*** Material provided ***
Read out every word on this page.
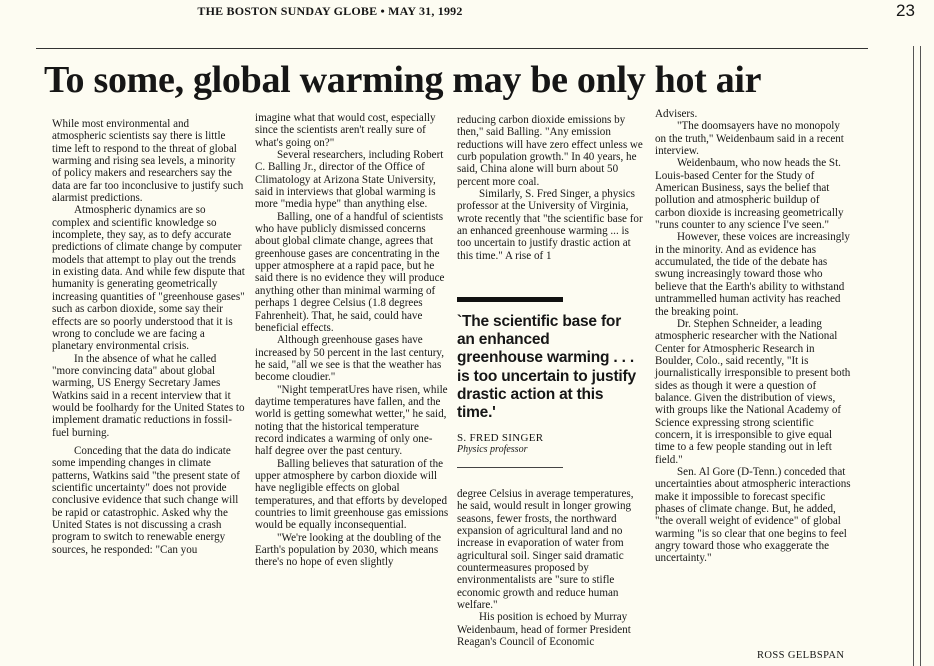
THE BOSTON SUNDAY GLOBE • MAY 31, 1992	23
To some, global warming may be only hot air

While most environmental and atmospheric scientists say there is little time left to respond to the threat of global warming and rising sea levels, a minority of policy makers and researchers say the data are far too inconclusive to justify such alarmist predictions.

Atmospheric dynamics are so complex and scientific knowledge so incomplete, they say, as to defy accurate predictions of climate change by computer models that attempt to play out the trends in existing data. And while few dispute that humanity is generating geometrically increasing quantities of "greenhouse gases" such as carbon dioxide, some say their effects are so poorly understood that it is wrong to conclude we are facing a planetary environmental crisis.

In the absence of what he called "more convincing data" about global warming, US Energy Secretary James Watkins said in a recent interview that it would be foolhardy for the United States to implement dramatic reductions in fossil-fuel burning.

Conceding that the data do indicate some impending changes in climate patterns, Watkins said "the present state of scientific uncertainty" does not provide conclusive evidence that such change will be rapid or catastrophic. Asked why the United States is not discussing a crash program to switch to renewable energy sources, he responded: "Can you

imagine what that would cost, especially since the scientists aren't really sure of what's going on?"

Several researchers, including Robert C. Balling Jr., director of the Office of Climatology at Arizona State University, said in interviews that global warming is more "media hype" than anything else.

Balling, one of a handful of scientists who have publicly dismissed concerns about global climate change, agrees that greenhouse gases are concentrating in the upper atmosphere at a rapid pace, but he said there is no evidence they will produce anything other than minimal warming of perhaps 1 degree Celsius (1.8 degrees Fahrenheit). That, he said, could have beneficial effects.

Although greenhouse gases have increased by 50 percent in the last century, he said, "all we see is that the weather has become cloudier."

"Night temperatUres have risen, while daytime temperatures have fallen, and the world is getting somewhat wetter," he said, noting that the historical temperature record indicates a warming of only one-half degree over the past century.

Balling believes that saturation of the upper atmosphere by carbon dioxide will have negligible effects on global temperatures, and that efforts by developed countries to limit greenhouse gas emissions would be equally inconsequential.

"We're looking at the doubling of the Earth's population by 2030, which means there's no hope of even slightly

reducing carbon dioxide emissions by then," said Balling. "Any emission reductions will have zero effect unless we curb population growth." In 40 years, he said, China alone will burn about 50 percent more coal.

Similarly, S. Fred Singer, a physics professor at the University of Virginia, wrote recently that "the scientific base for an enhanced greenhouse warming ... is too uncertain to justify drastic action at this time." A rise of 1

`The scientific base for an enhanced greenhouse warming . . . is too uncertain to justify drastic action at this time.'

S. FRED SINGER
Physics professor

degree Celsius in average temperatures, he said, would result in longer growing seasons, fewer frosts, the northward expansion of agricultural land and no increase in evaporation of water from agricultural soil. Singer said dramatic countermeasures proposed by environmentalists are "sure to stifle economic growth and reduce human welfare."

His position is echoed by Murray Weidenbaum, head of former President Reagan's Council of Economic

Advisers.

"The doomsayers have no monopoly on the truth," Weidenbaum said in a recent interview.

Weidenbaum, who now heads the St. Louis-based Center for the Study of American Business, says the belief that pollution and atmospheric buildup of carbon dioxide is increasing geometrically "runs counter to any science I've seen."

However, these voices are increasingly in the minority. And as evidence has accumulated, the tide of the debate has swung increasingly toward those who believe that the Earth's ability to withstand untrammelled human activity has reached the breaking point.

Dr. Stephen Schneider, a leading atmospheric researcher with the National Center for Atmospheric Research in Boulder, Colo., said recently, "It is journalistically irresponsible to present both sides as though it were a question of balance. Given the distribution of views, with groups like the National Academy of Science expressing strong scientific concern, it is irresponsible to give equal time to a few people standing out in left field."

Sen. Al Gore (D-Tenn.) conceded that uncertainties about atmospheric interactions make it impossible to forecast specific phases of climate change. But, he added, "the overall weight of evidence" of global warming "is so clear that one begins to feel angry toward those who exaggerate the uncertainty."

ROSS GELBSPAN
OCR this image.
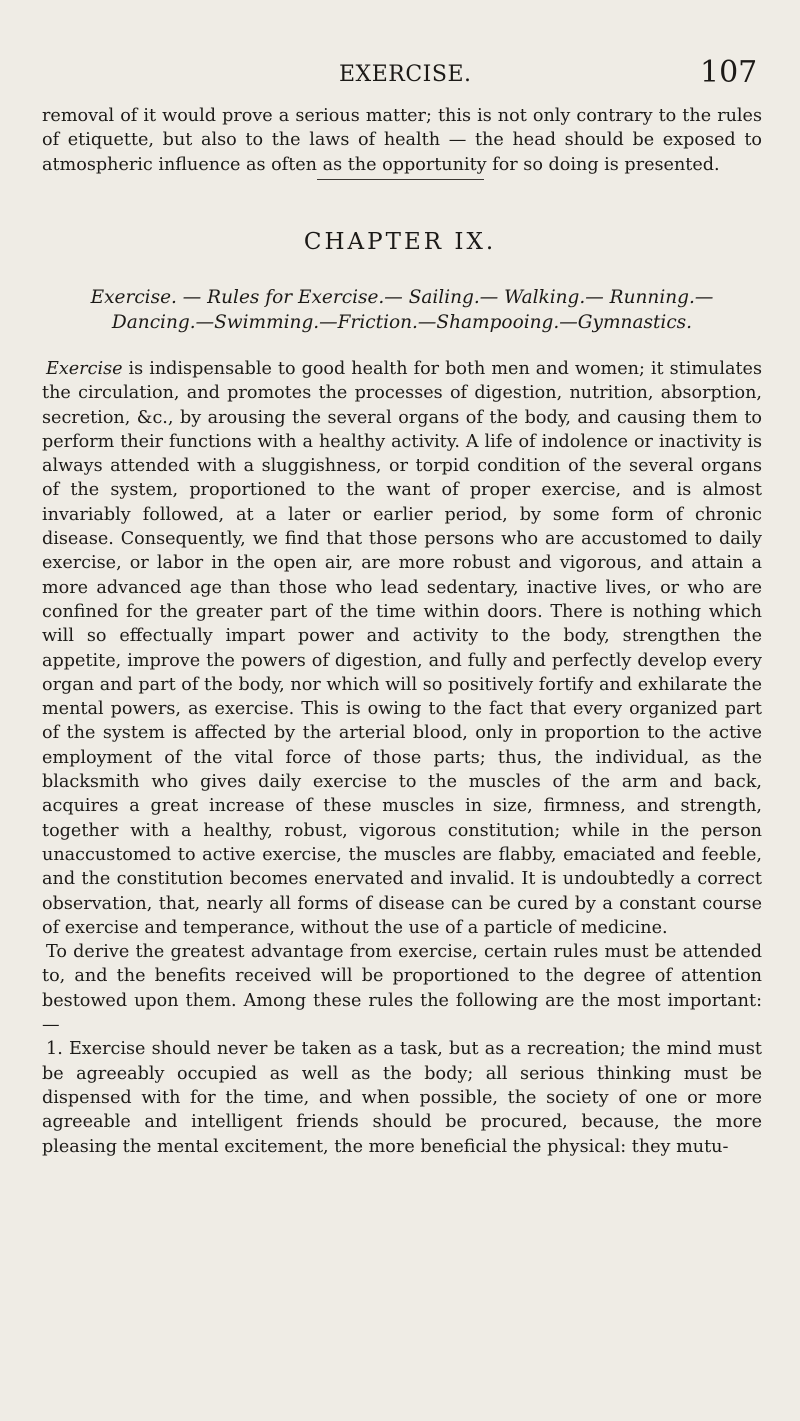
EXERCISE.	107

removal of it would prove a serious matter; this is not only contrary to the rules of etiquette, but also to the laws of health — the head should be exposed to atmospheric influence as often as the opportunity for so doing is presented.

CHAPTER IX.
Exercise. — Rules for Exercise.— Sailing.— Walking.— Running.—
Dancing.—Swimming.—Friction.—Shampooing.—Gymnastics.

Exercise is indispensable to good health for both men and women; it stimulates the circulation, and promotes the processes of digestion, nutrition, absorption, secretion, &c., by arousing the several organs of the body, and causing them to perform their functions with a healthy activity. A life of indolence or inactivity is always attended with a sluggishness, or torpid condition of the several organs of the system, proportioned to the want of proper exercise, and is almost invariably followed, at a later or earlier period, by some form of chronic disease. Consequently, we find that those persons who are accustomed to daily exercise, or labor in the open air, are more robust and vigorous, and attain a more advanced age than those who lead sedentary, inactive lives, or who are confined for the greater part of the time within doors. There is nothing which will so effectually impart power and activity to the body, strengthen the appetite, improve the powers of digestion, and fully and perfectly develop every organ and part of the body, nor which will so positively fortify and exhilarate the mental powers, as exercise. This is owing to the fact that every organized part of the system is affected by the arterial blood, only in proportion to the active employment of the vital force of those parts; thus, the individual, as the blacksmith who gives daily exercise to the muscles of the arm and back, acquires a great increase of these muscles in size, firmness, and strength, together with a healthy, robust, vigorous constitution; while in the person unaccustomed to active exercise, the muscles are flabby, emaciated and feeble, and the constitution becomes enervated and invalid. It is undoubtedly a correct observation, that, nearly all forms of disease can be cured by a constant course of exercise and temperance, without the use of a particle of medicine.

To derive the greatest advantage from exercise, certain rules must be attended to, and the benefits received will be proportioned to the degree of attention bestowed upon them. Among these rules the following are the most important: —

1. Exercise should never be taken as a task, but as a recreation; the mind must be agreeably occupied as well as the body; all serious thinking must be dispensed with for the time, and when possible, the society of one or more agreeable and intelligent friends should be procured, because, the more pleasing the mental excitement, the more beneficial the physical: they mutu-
***
*** Material provided ***
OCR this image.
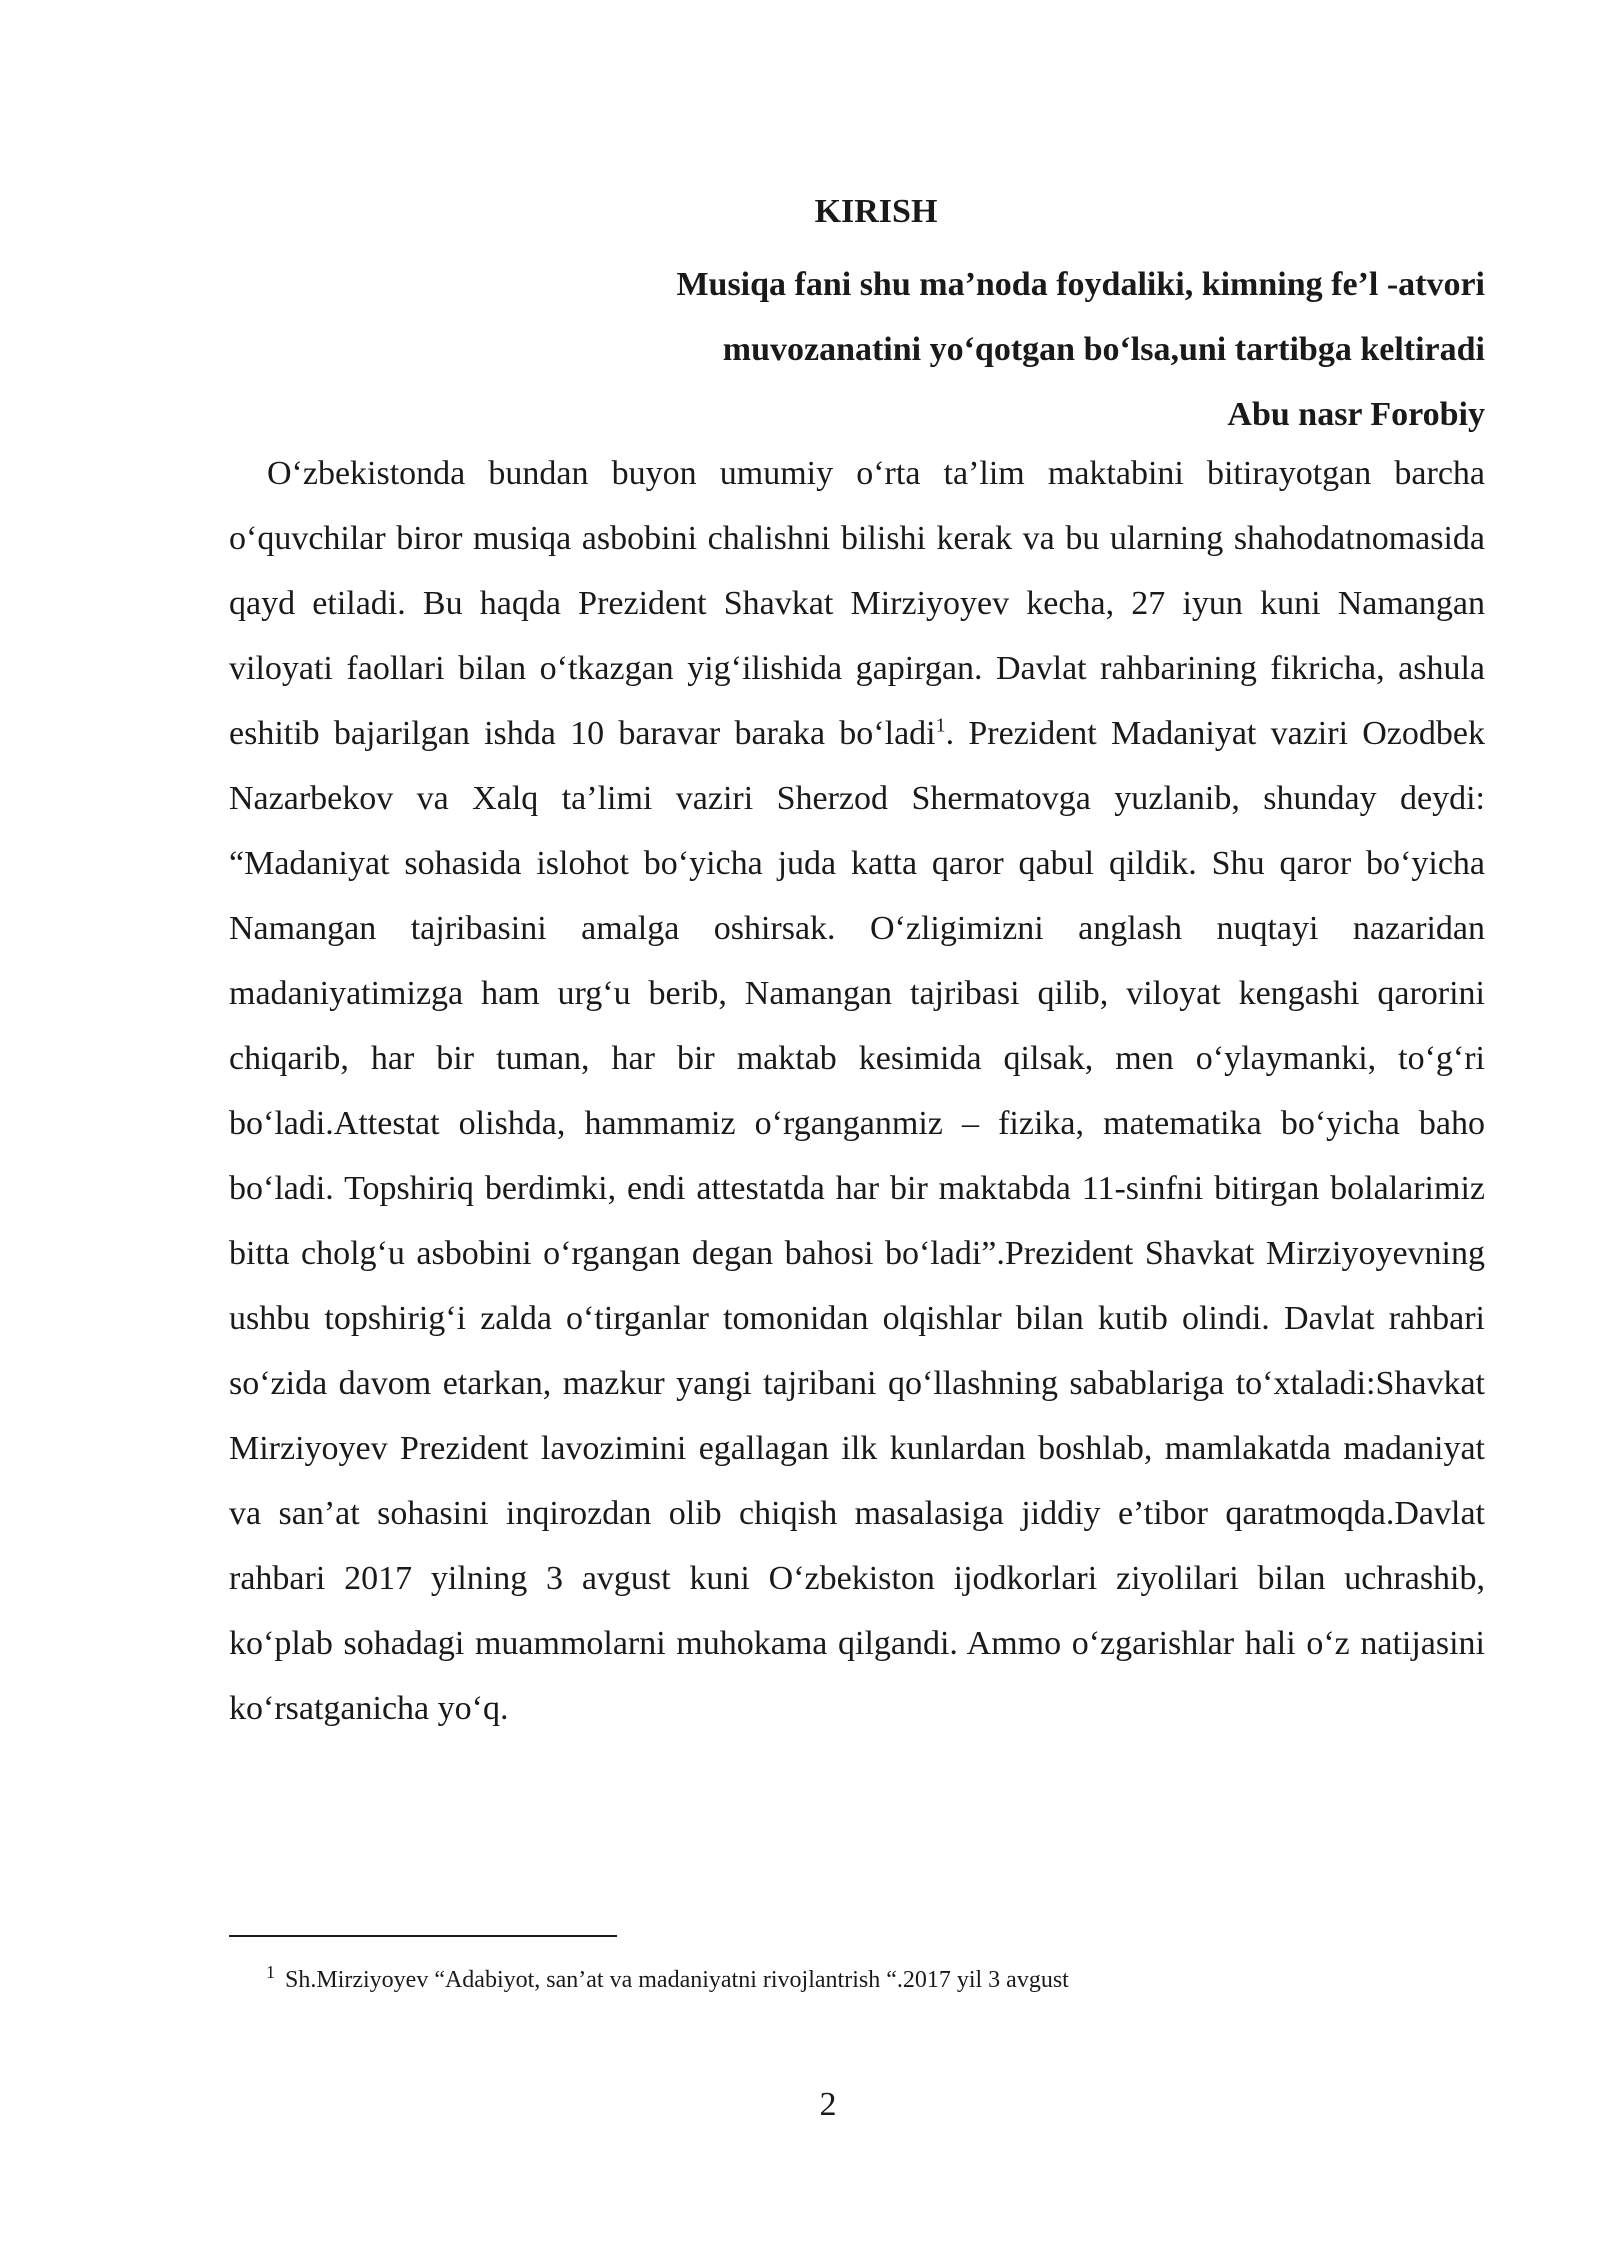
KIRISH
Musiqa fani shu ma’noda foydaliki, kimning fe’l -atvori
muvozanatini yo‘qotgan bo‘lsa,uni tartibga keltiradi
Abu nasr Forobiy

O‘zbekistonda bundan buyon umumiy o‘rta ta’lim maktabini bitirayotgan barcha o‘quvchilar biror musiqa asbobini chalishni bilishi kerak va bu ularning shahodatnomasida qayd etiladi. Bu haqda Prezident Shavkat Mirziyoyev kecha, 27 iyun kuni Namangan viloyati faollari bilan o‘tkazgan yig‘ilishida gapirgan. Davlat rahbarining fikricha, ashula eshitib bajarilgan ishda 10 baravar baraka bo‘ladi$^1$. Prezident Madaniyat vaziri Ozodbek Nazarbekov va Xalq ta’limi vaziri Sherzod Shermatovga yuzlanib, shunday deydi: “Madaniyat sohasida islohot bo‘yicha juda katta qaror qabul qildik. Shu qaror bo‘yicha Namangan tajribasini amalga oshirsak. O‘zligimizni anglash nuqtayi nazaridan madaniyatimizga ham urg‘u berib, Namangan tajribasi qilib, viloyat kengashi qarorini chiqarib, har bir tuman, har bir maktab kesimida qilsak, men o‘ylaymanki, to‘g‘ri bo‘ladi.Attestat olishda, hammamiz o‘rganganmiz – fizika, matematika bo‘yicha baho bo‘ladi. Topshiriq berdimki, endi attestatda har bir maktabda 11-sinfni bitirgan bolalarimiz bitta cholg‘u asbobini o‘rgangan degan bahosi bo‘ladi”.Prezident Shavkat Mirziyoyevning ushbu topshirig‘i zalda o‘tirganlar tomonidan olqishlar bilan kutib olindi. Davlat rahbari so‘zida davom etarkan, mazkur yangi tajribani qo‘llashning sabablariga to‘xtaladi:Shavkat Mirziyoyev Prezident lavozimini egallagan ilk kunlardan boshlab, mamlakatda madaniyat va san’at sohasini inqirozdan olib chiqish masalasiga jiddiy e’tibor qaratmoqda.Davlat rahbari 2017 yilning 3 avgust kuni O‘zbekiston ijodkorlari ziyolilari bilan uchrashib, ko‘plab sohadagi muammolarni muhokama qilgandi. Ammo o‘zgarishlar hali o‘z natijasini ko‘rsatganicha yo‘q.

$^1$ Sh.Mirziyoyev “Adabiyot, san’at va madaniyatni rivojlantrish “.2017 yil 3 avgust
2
***
▶ Task objective
Each line that holds the word "temperatures" is to be copied.

▶ Response below
"Night temperatUres have risen, while daytime temperatures have fallen, and the world is getting somewhat wetter," he said, noting that the historical temperature record indicates a warming of only one-half degree over the past century.
Balling believes that saturation of the upper atmosphere by carbon dioxide will have negligible effects on global temperatures, and that efforts by developed countries to limit greenhouse gas emissions would be equally inconsequential.
degree Celsius in average temperatures, he said, would result in longer growing seasons, fewer frosts, the northward expansion of agricultural land and no increase in evaporation of water from agricultural soil. Singer said dramatic countermeasures proposed by environmentalists are "sure to stifle economic growth and reduce human welfare."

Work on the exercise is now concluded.